### Aim of the exercise:
Look through the records and report how many lines include the word "categories", with no other words.

[Dataset listings of figures]

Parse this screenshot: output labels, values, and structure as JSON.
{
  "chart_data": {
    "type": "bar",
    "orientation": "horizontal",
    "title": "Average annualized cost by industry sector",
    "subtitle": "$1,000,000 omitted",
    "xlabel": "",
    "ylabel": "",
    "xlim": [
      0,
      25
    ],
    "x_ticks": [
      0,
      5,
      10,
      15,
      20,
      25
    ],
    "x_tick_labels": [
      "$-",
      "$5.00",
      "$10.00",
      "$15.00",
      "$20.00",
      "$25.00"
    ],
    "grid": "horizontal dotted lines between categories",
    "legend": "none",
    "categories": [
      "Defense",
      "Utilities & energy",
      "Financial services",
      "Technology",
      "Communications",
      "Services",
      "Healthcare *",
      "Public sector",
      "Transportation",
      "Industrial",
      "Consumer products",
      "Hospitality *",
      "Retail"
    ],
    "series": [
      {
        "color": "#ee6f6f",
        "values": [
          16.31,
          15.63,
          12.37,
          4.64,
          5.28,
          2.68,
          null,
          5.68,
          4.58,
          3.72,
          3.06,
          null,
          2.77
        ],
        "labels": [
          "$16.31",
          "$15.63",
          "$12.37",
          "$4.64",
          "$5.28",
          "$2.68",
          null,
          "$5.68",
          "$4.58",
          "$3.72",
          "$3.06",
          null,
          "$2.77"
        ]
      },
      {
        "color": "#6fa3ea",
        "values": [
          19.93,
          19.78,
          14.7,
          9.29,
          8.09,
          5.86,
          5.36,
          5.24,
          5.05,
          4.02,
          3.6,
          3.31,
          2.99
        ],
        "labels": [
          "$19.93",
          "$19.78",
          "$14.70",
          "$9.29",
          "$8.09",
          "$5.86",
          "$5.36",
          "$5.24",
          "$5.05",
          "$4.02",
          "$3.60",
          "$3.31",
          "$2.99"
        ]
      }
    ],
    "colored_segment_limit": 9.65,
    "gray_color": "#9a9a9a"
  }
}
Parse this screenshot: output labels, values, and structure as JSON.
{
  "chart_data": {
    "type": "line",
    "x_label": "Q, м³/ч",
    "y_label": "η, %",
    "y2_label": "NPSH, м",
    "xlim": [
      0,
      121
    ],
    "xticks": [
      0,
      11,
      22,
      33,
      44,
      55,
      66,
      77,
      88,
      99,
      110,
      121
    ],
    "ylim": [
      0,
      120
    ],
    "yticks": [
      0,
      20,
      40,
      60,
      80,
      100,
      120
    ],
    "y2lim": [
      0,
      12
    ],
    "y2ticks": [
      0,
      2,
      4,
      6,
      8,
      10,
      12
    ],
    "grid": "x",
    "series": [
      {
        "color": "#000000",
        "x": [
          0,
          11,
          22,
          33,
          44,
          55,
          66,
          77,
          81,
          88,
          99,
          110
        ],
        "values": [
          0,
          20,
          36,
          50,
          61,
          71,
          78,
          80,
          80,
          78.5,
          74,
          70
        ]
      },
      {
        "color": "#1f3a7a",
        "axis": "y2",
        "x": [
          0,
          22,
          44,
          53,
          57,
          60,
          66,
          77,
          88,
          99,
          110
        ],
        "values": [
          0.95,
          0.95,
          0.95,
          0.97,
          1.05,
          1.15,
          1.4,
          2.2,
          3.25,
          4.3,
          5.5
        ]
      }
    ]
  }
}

* * *

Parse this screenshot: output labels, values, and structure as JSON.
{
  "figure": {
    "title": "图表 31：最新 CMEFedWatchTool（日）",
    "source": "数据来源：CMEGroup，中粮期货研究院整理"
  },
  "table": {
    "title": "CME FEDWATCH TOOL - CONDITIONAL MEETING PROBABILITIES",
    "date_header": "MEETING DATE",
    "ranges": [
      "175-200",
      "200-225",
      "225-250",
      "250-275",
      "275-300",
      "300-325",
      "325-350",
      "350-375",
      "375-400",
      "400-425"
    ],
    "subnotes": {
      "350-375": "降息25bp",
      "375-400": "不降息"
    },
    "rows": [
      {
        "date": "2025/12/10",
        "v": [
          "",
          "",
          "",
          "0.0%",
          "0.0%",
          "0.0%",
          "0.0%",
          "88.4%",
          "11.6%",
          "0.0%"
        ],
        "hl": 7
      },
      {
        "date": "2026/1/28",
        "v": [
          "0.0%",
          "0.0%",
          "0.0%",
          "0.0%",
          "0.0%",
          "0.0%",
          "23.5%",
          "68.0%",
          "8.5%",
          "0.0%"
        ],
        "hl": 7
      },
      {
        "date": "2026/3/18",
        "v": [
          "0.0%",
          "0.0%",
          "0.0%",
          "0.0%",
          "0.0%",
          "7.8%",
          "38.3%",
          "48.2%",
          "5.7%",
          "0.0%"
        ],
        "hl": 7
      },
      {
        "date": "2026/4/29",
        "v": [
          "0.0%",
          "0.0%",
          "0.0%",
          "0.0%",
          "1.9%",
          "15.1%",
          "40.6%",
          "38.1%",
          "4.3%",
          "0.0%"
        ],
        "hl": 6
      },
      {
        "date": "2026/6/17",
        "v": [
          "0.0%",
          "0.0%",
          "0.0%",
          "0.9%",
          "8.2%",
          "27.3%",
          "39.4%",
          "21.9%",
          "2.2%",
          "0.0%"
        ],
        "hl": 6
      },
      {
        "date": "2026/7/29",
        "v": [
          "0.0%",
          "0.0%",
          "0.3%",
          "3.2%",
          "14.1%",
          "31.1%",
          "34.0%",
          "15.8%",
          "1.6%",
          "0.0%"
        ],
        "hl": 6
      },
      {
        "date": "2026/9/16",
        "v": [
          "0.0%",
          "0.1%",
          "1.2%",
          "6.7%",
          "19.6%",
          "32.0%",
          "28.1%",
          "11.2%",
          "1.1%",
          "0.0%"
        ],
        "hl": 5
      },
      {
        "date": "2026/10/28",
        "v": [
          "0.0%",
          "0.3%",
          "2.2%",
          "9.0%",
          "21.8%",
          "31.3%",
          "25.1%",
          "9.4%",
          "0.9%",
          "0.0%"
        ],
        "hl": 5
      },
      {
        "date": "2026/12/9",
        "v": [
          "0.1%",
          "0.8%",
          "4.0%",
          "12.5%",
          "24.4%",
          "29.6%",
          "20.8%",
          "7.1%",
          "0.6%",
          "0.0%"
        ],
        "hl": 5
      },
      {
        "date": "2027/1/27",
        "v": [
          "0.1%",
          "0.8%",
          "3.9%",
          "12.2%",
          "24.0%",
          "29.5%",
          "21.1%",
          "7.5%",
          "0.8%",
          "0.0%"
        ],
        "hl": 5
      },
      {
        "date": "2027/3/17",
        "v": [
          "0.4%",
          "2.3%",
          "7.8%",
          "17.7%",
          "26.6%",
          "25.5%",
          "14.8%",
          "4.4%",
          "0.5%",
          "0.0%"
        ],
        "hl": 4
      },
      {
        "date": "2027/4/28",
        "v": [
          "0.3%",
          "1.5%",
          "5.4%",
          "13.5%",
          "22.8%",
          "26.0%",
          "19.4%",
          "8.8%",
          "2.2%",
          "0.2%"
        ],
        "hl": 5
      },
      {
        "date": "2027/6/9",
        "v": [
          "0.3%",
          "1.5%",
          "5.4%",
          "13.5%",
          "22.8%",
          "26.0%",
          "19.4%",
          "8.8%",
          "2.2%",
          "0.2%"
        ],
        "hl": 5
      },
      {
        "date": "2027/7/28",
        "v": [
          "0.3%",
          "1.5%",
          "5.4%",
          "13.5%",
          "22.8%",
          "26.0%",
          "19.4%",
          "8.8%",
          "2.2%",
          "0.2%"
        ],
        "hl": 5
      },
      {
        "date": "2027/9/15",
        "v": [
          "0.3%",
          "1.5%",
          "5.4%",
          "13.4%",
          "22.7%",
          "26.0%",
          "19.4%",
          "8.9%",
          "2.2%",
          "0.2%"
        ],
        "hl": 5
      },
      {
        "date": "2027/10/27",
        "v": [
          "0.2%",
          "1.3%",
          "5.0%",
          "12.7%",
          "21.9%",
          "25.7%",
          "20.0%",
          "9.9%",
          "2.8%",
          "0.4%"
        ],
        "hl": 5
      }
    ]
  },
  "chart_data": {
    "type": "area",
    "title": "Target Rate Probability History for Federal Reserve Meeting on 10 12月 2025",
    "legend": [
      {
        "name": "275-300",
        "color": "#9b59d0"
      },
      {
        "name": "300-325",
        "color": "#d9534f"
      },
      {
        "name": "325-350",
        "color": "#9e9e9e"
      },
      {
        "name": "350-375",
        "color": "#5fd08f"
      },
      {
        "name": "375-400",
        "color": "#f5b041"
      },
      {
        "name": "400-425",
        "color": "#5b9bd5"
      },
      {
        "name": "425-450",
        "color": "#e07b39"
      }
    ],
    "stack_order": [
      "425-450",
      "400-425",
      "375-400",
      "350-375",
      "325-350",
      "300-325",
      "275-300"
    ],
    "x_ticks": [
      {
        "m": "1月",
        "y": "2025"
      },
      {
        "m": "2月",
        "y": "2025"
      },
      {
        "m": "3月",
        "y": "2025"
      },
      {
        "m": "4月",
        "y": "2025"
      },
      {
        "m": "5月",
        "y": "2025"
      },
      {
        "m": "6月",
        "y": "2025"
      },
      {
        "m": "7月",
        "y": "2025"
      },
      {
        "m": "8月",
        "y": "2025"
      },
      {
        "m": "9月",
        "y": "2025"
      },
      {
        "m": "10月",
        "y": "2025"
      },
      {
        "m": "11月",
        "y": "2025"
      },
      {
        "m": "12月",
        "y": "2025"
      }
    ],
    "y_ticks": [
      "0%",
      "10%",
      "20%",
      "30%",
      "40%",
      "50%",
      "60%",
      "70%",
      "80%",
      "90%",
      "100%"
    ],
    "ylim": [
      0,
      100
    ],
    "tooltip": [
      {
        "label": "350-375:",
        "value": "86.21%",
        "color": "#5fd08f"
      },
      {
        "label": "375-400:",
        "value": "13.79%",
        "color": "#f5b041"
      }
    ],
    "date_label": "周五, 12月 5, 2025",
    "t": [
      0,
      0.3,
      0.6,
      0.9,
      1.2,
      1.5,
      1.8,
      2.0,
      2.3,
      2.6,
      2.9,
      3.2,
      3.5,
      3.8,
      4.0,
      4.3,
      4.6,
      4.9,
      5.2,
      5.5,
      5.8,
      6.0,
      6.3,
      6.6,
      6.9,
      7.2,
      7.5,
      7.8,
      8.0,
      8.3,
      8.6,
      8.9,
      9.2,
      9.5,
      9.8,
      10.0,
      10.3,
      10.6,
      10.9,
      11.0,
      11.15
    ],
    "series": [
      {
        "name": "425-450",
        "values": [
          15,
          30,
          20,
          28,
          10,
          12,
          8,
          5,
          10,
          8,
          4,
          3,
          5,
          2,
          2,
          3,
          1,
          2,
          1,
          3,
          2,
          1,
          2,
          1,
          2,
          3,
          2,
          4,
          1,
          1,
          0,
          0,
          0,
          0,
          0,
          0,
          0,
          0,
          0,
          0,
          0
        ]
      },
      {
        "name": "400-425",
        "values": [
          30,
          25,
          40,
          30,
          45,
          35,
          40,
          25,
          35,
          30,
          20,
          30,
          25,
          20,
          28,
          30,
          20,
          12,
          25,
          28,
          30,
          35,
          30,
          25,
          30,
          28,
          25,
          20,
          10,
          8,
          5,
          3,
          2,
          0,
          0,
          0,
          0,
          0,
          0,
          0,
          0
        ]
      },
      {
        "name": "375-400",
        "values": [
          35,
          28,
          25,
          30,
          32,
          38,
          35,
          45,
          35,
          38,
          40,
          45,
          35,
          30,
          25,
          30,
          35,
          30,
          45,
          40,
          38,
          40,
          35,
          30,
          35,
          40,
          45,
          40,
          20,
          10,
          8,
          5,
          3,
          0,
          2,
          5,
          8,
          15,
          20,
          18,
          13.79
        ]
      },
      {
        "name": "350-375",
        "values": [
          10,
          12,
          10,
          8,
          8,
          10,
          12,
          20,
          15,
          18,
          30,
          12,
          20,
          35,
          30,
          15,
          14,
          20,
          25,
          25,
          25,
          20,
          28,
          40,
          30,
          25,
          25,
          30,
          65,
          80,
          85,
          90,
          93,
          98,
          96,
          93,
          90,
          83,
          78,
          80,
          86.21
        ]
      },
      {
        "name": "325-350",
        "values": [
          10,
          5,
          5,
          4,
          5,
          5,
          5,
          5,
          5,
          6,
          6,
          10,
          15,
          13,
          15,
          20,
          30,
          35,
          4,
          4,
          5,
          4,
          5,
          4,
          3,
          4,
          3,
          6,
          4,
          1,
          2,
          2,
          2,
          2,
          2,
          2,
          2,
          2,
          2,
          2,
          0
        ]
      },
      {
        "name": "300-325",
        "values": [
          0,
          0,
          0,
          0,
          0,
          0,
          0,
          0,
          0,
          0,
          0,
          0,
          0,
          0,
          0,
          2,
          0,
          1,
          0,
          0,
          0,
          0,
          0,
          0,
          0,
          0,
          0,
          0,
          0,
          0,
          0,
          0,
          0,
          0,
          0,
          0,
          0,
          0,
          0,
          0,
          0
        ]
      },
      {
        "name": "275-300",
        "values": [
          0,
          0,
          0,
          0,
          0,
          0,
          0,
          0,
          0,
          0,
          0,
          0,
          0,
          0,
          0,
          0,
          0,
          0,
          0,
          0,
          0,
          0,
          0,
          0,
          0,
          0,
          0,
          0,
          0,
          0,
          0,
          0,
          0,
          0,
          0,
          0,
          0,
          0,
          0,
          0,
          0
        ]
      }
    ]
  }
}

### Output of the exercise:
2